**Task:** Set each record down exactly, excluding all images.

**Provided records:**

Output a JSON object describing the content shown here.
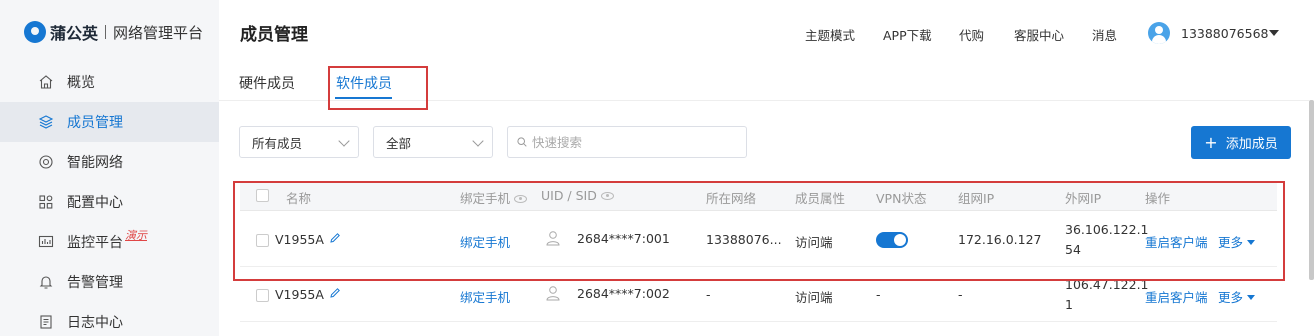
{
  "brand": {
    "name": "蒲公英",
    "subtitle": "网络管理平台"
  },
  "sidebar": {
    "items": [
      {
        "label": "概览",
        "icon": "home-icon"
      },
      {
        "label": "成员管理",
        "icon": "layers-icon",
        "active": true
      },
      {
        "label": "智能网络",
        "icon": "network-icon"
      },
      {
        "label": "配置中心",
        "icon": "grid-icon"
      },
      {
        "label": "监控平台",
        "icon": "monitor-icon",
        "badge": "演示"
      },
      {
        "label": "告警管理",
        "icon": "bell-icon"
      },
      {
        "label": "日志中心",
        "icon": "log-icon"
      }
    ]
  },
  "header": {
    "title": "成员管理",
    "nav": [
      "主题模式",
      "APP下载",
      "代购",
      "客服中心",
      "消息"
    ],
    "user": "13388076568"
  },
  "tabs": [
    {
      "label": "硬件成员",
      "active": false
    },
    {
      "label": "软件成员",
      "active": true
    }
  ],
  "filters": {
    "member_select": "所有成员",
    "status_select": "全部",
    "search_placeholder": "快速搜索",
    "add_button": "添加成员"
  },
  "table": {
    "columns": [
      "名称",
      "绑定手机",
      "UID / SID",
      "所在网络",
      "成员属性",
      "VPN状态",
      "组网IP",
      "外网IP",
      "操作"
    ],
    "rows": [
      {
        "name": "V1955A",
        "phone_action": "绑定手机",
        "uid": "2684****7:001",
        "network": "13388076...",
        "attribute": "访问端",
        "vpn_on": true,
        "lan_ip": "172.16.0.127",
        "wan_ip_line1": "36.106.122.1",
        "wan_ip_line2": "54",
        "action_restart": "重启客户端",
        "action_more": "更多"
      },
      {
        "name": "V1955A",
        "phone_action": "绑定手机",
        "uid": "2684****7:002",
        "network": "-",
        "attribute": "访问端",
        "vpn_on": false,
        "vpn_text": "-",
        "lan_ip": "-",
        "wan_ip_line1": "106.47.122.1",
        "wan_ip_line2": "1",
        "action_restart": "重启客户端",
        "action_more": "更多"
      }
    ]
  },
  "colors": {
    "accent": "#1677d2",
    "highlight_box": "#d43c3c",
    "sidebar_bg": "#f5f6f8"
  }
}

**Solution to the problem:**
Output a JSON object describing the content shown here.
{
  "brand": {
    "name": "蒲公英",
    "subtitle": "网络管理平台"
  },
  "sidebar": {
    "items": [
      {
        "label": "概览",
        "icon": "home-icon"
      },
      {
        "label": "成员管理",
        "icon": "layers-icon",
        "active": true
      },
      {
        "label": "智能网络",
        "icon": "network-icon"
      },
      {
        "label": "配置中心",
        "icon": "grid-icon"
      },
      {
        "label": "监控平台",
        "icon": "monitor-icon",
        "badge": "演示"
      },
      {
        "label": "告警管理",
        "icon": "bell-icon"
      },
      {
        "label": "日志中心",
        "icon": "log-icon"
      }
    ]
  },
  "header": {
    "title": "成员管理",
    "nav": [
      "主题模式",
      "APP下载",
      "代购",
      "客服中心",
      "消息"
    ],
    "user": "13388076568"
  },
  "tabs": [
    {
      "label": "硬件成员",
      "active": false
    },
    {
      "label": "软件成员",
      "active": true
    }
  ],
  "filters": {
    "member_select": "所有成员",
    "status_select": "全部",
    "search_placeholder": "快速搜索",
    "add_button": "添加成员"
  },
  "table": {
    "columns": [
      "名称",
      "绑定手机",
      "UID / SID",
      "所在网络",
      "成员属性",
      "VPN状态",
      "组网IP",
      "外网IP",
      "操作"
    ],
    "rows": [
      {
        "name": "V1955A",
        "phone_action": "绑定手机",
        "uid": "2684****7:001",
        "network": "13388076...",
        "attribute": "访问端",
        "vpn_on": true,
        "lan_ip": "172.16.0.127",
        "wan_ip_line1": "36.106.122.1",
        "wan_ip_line2": "54",
        "action_restart": "重启客户端",
        "action_more": "更多"
      },
      {
        "name": "V1955A",
        "phone_action": "绑定手机",
        "uid": "2684****7:002",
        "network": "-",
        "attribute": "访问端",
        "vpn_on": false,
        "vpn_text": "-",
        "lan_ip": "-",
        "wan_ip_line1": "106.47.122.1",
        "wan_ip_line2": "1",
        "action_restart": "重启客户端",
        "action_more": "更多"
      }
    ]
  },
  "colors": {
    "accent": "#1677d2",
    "highlight_box": "#d43c3c",
    "sidebar_bg": "#f5f6f8"
  }
}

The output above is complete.